• _Work to be completed_
Identify the lines that include the word "Sign", then copy all of them.

• _Provided information_
•••
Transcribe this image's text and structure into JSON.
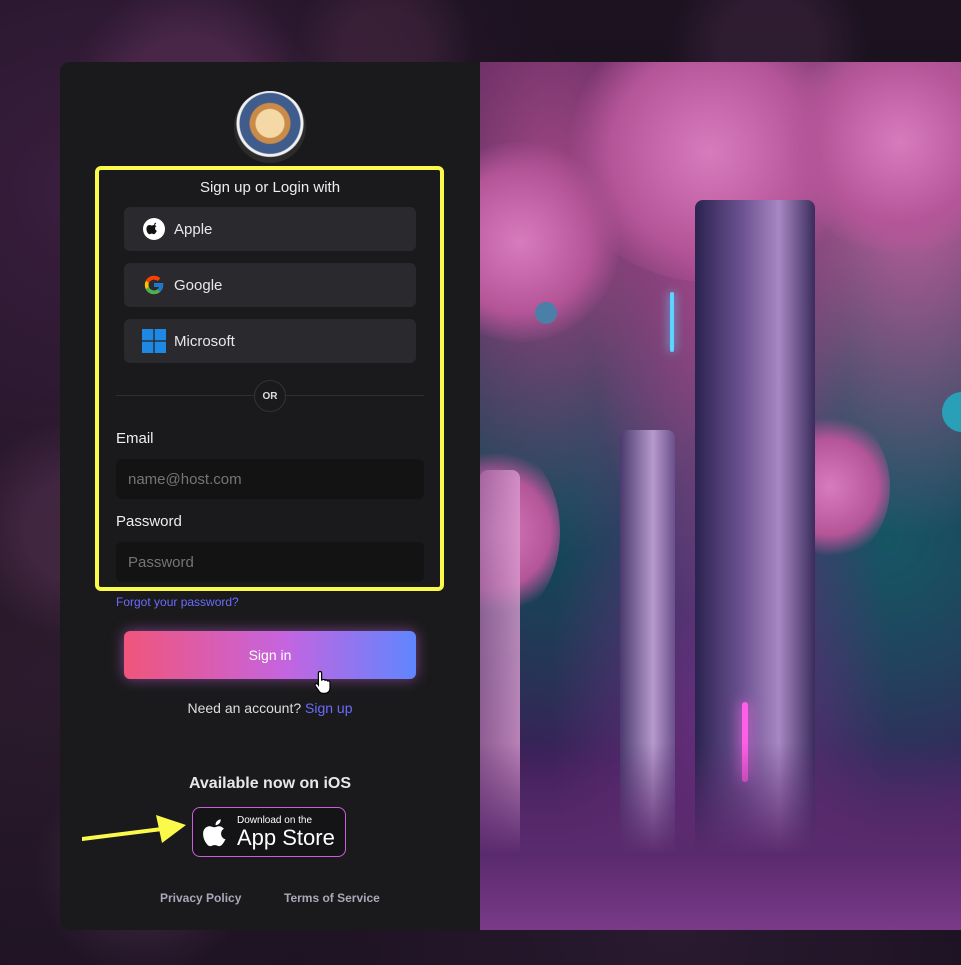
{
  "login": {
    "heading": "Sign up or Login with",
    "providers": [
      {
        "label": "Apple",
        "icon": "apple-icon"
      },
      {
        "label": "Google",
        "icon": "google-icon"
      },
      {
        "label": "Microsoft",
        "icon": "microsoft-icon"
      }
    ],
    "divider_text": "OR",
    "email": {
      "label": "Email",
      "placeholder": "name@host.com",
      "value": ""
    },
    "password": {
      "label": "Password",
      "placeholder": "Password",
      "value": ""
    },
    "forgot_link": "Forgot your password?",
    "sign_in_button": "Sign in",
    "need_account": "Need an account?",
    "sign_up_link": "Sign up"
  },
  "ios": {
    "heading": "Available now on iOS",
    "badge_small": "Download on the",
    "badge_large": "App Store"
  },
  "footer": {
    "privacy": "Privacy Policy",
    "terms": "Terms of Service"
  },
  "colors": {
    "highlight_frame": "#fbfa4b",
    "link": "#6b6bff",
    "gradient_start": "#f0557b",
    "gradient_end": "#5f86ff"
  }
}
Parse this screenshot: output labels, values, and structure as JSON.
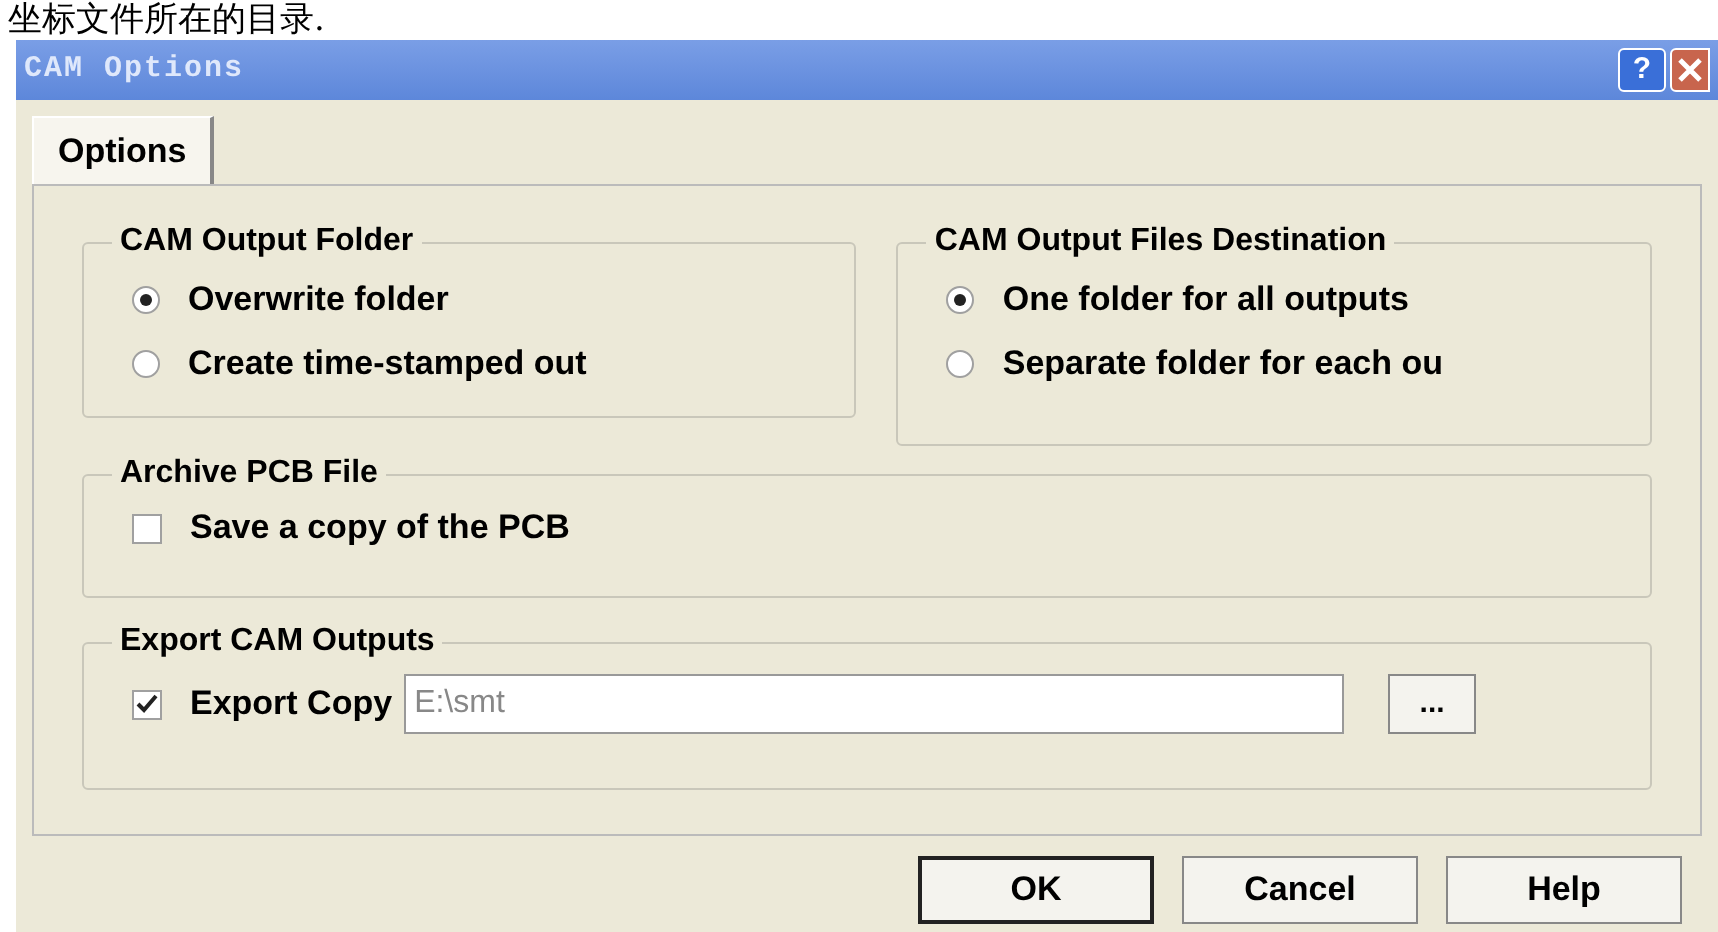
{
  "caption": "坐标文件所在的目录.",
  "window": {
    "title": "CAM Options",
    "help_button": "?"
  },
  "tabs": [
    {
      "label": "Options",
      "selected": true
    }
  ],
  "groups": [
    {
      "title": "CAM Output Folder",
      "kind": "radio",
      "options": [
        {
          "label": "Overwrite folder",
          "selected": true
        },
        {
          "label": "Create time-stamped out",
          "selected": false
        }
      ]
    },
    {
      "title": "CAM Output Files Destination",
      "kind": "radio",
      "options": [
        {
          "label": "One folder for all outputs",
          "selected": true
        },
        {
          "label": "Separate folder for each ou",
          "selected": false
        }
      ]
    },
    {
      "title": "Archive PCB File",
      "kind": "checkbox",
      "options": [
        {
          "label": "Save a copy of the PCB",
          "checked": false
        }
      ]
    },
    {
      "title": "Export CAM Outputs",
      "kind": "path",
      "options": [
        {
          "label": "Export Copy",
          "checked": true,
          "value": "E:\\smt",
          "browse": "..."
        }
      ]
    }
  ],
  "buttons": [
    "OK",
    "Cancel",
    "Help"
  ]
}
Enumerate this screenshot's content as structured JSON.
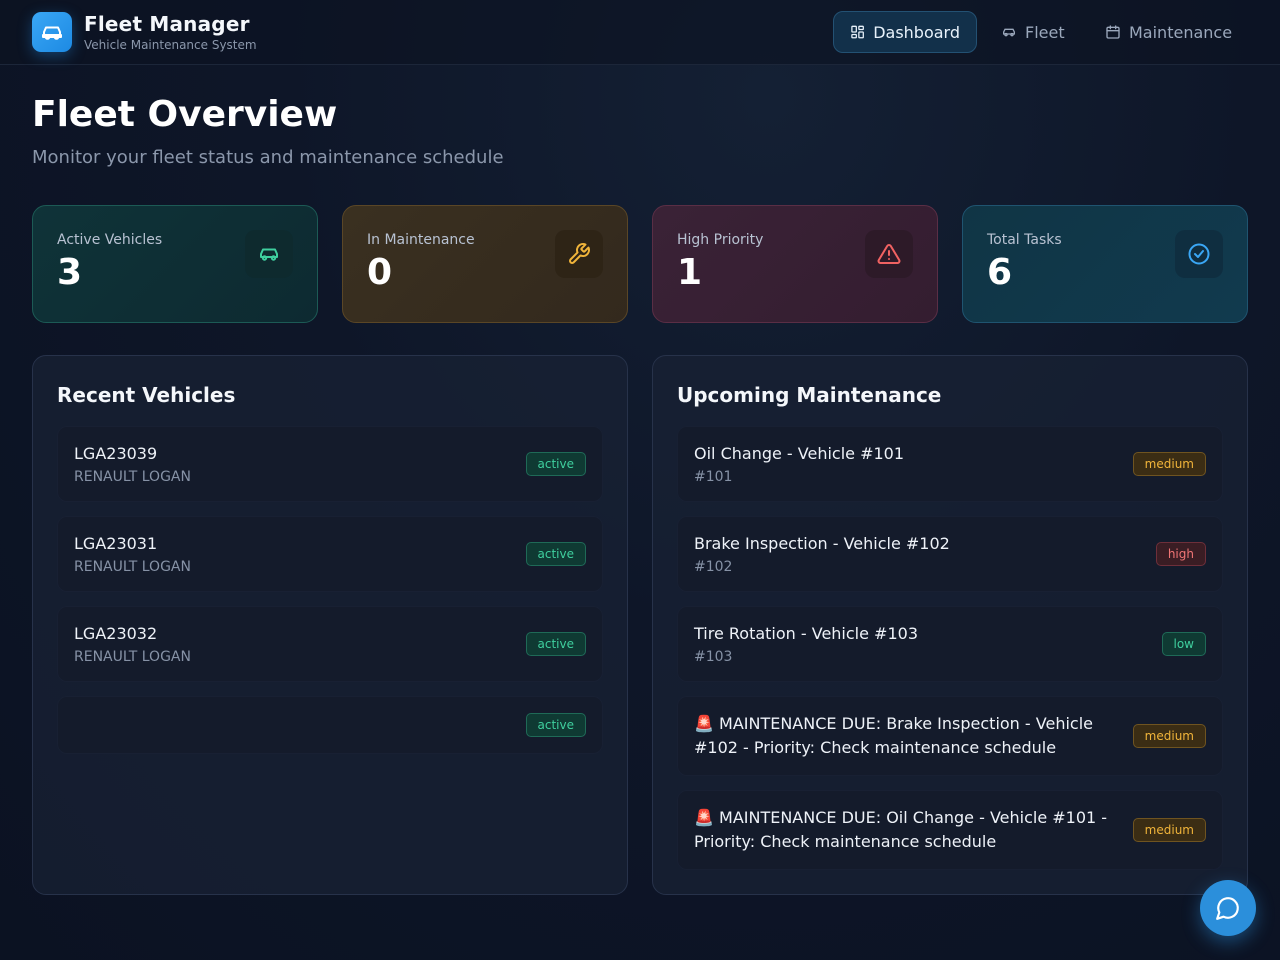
•••
• _Exercise output_
    "heading": "Sign up or Login with",
    "sign_in_button": "Sign in",
    "sign_up_link": "Sign up"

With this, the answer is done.